* _Détails de l'exercice_: Recopiez intégralement, sans la moindre modification, le texte sur le passage du Nord-Ouest d'Yvan Bourgnon.

* _Extrait à lire_:
========================================================================
DEFI BIMEDIA – Première Mondiale : Yvan Bourgnon signe le 1er passage du Nord-Ouest, à la voile, en solitaire
Deux mois et six jours : c’est le temps qu’il aura fallu à Yvan Bourgnon pour boucler son défi Bimedia. Parti le 13 juillet dernier de Nome en Alaska, Yvan a rejoint Nuuk, capitale du Groenland, point final de son extraordinaire périple : le passage du Nord-Ouest, qui relie l’Océan Atlantique à l’Océan Pacifique, en passant par les îles arctiques du grand Nord Canadien, sur un catamaran de sport en solitaire, sans habitacle, ni assistance ! Un exploit sportif hors-norme, qui avait également pour but de sensibiliser le grand public aux effets du réchauffement climatique.
Au bout de lui-même…
Yvan Bourgnon, parti le 13 juillet dernier à bord de sa fidèle « Louloutte » pour une nouvelle odyssée, vient à nouveau de prouver qu’il appartient à la race des derniers aventuriers. Pour ce défi givré, il a parcouru 7 500km entre le Pacifique et l’Atlantique, au coeur du cercle polaire arctique, bien au-delà du 70ème parallèle, sur une route océanique inédite. Une voie maritime sur laquelle seuls les immenses brise-glaces ont osé jusqu’ici s’aventurer, et qu’Yvan vient donc d’ouvrir pour la première fois de l’histoire à un petit voilier non habitable d’à peine 6.30m de long sur 4m de large !
========================================================================
* _Section des données_:
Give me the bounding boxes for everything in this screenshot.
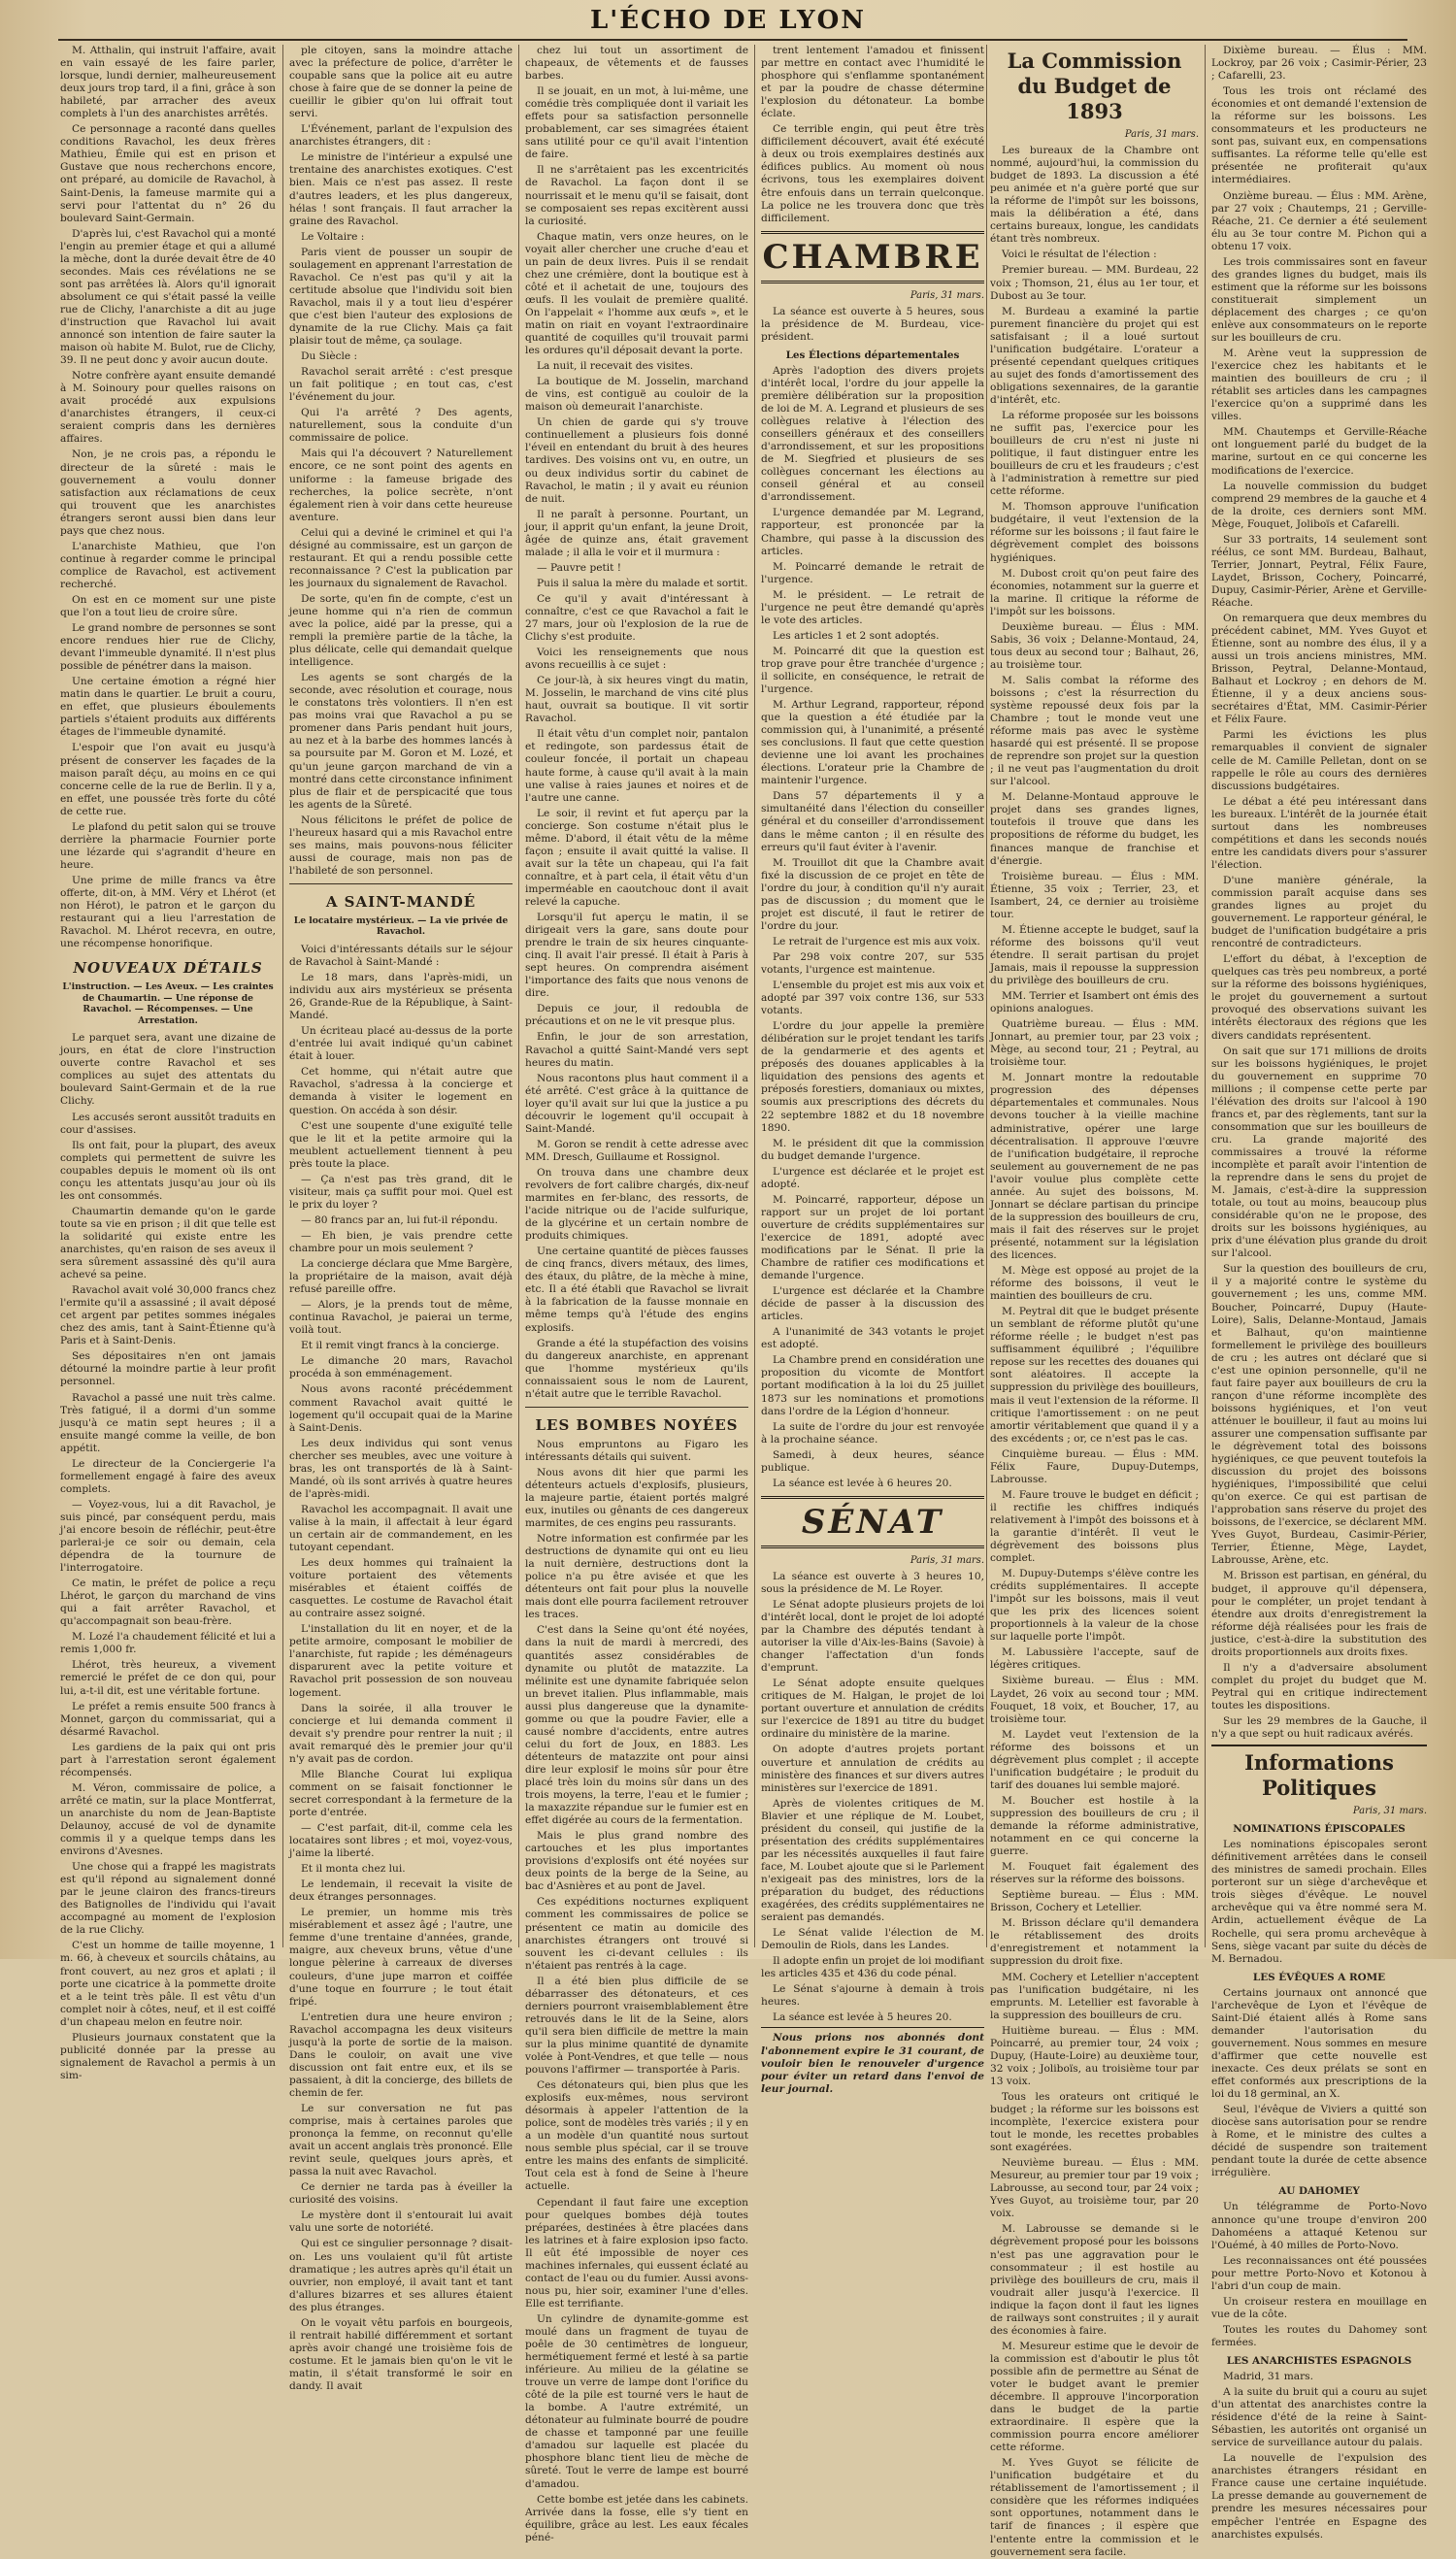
========================================================================
* _Réponse de l'exercice_:
DEFI BIMEDIA – Première Mondiale : Yvan Bourgnon signe le 1er passage du Nord-Ouest, à la voile, en solitaire
Deux mois et six jours : c’est le temps qu’il aura fallu à Yvan Bourgnon pour boucler son défi Bimedia. Parti le 13 juillet dernier de Nome en Alaska, Yvan a rejoint Nuuk, capitale du Groenland, point final de son extraordinaire périple : le passage du Nord-Ouest, qui relie l’Océan Atlantique à l’Océan Pacifique, en passant par les îles arctiques du grand Nord Canadien, sur un catamaran de sport en solitaire, sans habitacle, ni assistance ! Un exploit sportif hors-norme, qui avait également pour but de sensibiliser le grand public aux effets du réchauffement climatique.
Au bout de lui-même…
Yvan Bourgnon, parti le 13 juillet dernier à bord de sa fidèle « Louloutte » pour une nouvelle odyssée, vient à nouveau de prouver qu’il appartient à la race des derniers aventuriers. Pour ce défi givré, il a parcouru 7 500km entre le Pacifique et l’Atlantique, au coeur du cercle polaire arctique, bien au-delà du 70ème parallèle, sur une route océanique inédite. Une voie maritime sur laquelle seuls les immenses brise-glaces ont osé jusqu’ici s’aventurer, et qu’Yvan vient donc d’ouvrir pour la première fois de l’histoire à un petit voilier non habitable d’à peine 6.30m de long sur 4m de large !